→ Job
Look through the data below and report how many lines include "this". Only the number should be given.

→ Collected data entries
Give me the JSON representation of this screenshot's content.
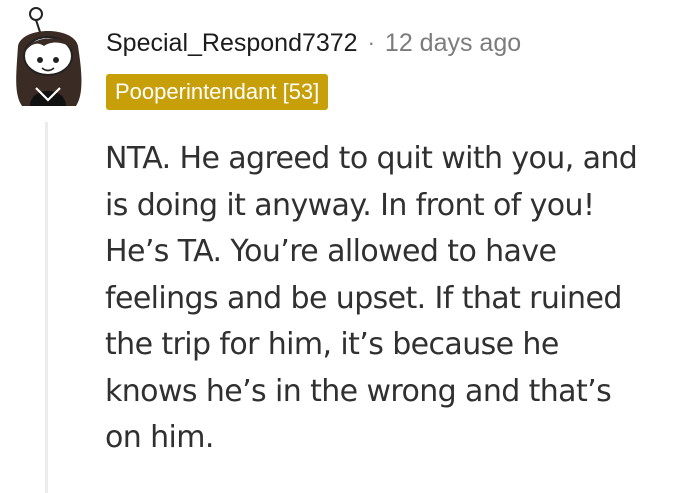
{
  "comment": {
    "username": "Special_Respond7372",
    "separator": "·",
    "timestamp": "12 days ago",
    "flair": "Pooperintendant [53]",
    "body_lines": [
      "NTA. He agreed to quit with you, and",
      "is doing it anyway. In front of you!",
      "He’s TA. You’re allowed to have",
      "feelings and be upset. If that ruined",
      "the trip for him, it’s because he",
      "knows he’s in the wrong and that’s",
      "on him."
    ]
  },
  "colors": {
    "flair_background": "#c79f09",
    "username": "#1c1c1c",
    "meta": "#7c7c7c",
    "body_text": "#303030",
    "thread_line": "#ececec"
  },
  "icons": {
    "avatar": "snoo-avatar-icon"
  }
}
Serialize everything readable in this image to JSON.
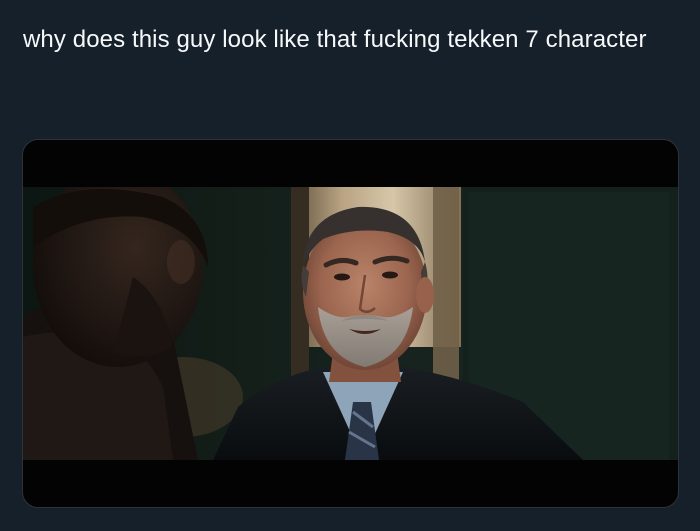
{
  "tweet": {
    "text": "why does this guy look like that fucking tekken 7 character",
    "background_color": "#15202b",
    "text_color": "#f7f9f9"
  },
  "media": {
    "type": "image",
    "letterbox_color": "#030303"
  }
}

→ Correct answer
3